──────── Records supplied

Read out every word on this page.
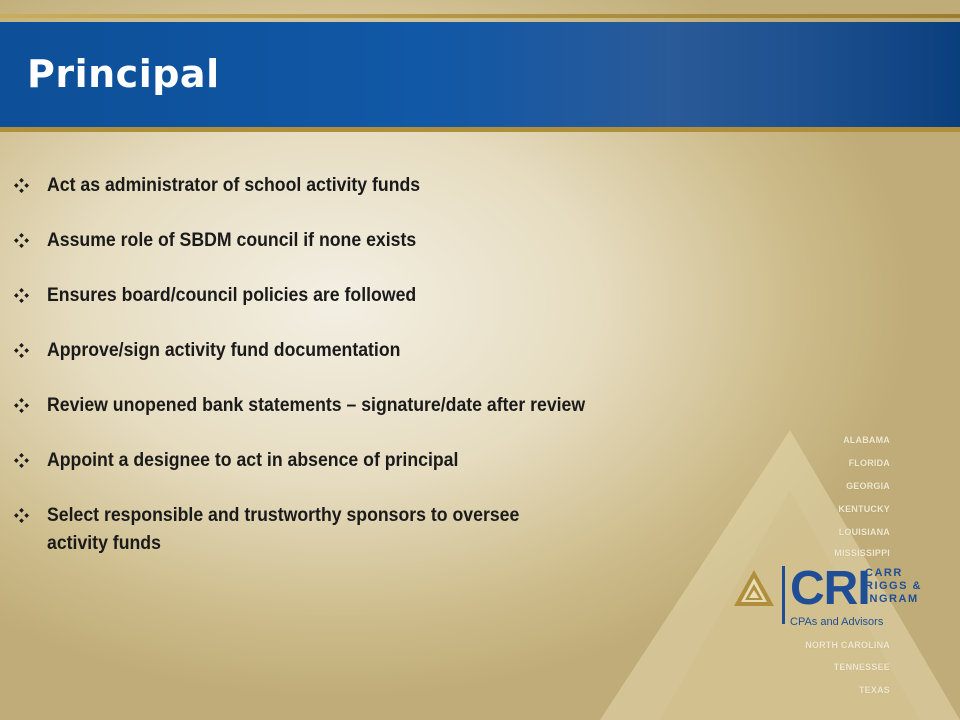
Principal
Act as administrator of school activity funds
Assume role of SBDM council if none exists
Ensures board/council policies are followed
Approve/sign activity fund documentation
Review unopened bank statements – signature/date after review
Appoint a designee to act in absence of principal
Select responsible and trustworthy sponsors to oversee
activity funds
ALABAMA
FLORIDA
GEORGIA
KENTUCKY
LOUISIANA
MISSISSIPPI
NORTH CAROLINA
TENNESSEE
TEXAS
CRI
CARR
RIGGS &
INGRAM
CPAs and Advisors
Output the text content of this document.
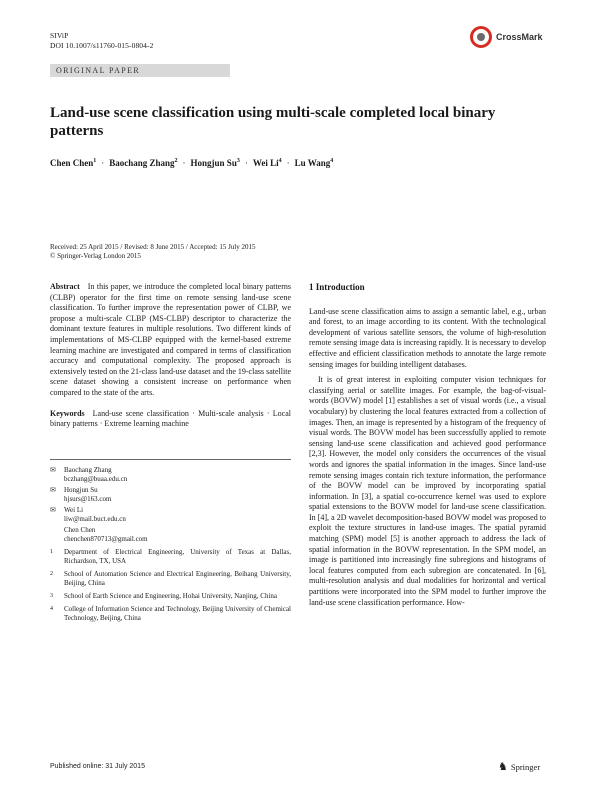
SIViP
DOI 10.1007/s11760-015-0804-2
CrossMark
ORIGINAL PAPER
Land-use scene classification using multi-scale completed local binary patterns
Chen Chen$^1$ · Baochang Zhang$^2$ · Hongjun $Su^3$ · Wei $Li^4 \cdot Lu$ Wang$^4$
Received: 25 April 2015 / Revised: 8 June 2015 / Accepted: 15 July 2015
© Springer-Verlag London 2015

Abstract In this paper, we introduce the completed local binary patterns (CLBP) operator for the first time on remote sensing land-use scene classification. To further improve the representation power of CLBP, we propose a multi-scale CLBP (MS-CLBP) descriptor to characterize the dominant texture features in multiple resolutions. Two different kinds of implementations of MS-CLBP equipped with the kernel-based extreme learning machine are investigated and compared in terms of classification accuracy and computational complexity. The proposed approach is extensively tested on the 21-class land-use dataset and the 19-class satellite scene dataset showing a consistent increase on performance when compared to the state of the arts.

Keywords Land-use scene classification · Multi-scale analysis · Local binary patterns · Extreme learning machine

✉	Baochang Zhang
bczhang@buaa.edu.cn
✉	Hongjun Su
hjsurs@163.com
✉	Wei Li
liw@mail.buct.edu.cn
Chen Chen
chenchen870713@gmail.com
1	Department of Electrical Engineering, University of Texas at Dallas, Richardson, TX, USA
2	School of Automation Science and Electrical Engineering, Beihang University, Beijing, China
3	School of Earth Science and Engineering, Hohai University, Nanjing, China
4	College of Information Science and Technology, Beijing University of Chemical Technology, Beijing, China
1 Introduction

Land-use scene classification aims to assign a semantic label, e.g., urban and forest, to an image according to its content. With the technological development of various satellite sensors, the volume of high-resolution remote sensing image data is increasing rapidly. It is necessary to develop effective and efficient classification methods to annotate the large remote sensing images for building intelligent databases.

It is of great interest in exploiting computer vision techniques for classifying aerial or satellite images. For example, the bag-of-visual-words (BOVW) model [1] establishes a set of visual words (i.e., a visual vocabulary) by clustering the local features extracted from a collection of images. Then, an image is represented by a histogram of the frequency of visual words. The BOVW model has been successfully applied to remote sensing land-use scene classification and achieved good performance [2,3]. However, the model only considers the occurrences of the visual words and ignores the spatial information in the images. Since land-use remote sensing images contain rich texture information, the performance of the BOVW model can be improved by incorporating spatial information. In [3], a spatial co-occurrence kernel was used to explore spatial extensions to the BOVW model for land-use scene classification. In [4], a 2D wavelet decomposition-based BOVW model was proposed to exploit the texture structures in land-use images. The spatial pyramid matching (SPM) model [5] is another approach to address the lack of spatial information in the BOVW representation. In the SPM model, an image is partitioned into increasingly fine subregions and histograms of local features computed from each subregion are concatenated. In [6], multi-resolution analysis and dual modalities for horizontal and vertical partitions were incorporated into the SPM model to further improve the land-use scene classification performance. How-

Published online: 31 July 2015	♞ Springer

────────────────

*Exercise instructions:*
Sift through the entries and copy every line with "July".

*Answer to the problem:*
Received: 25 April 2015 / Revised: 8 June 2015 / Accepted: 15 July 2015
Published online: 31 July 2015	♞ Springer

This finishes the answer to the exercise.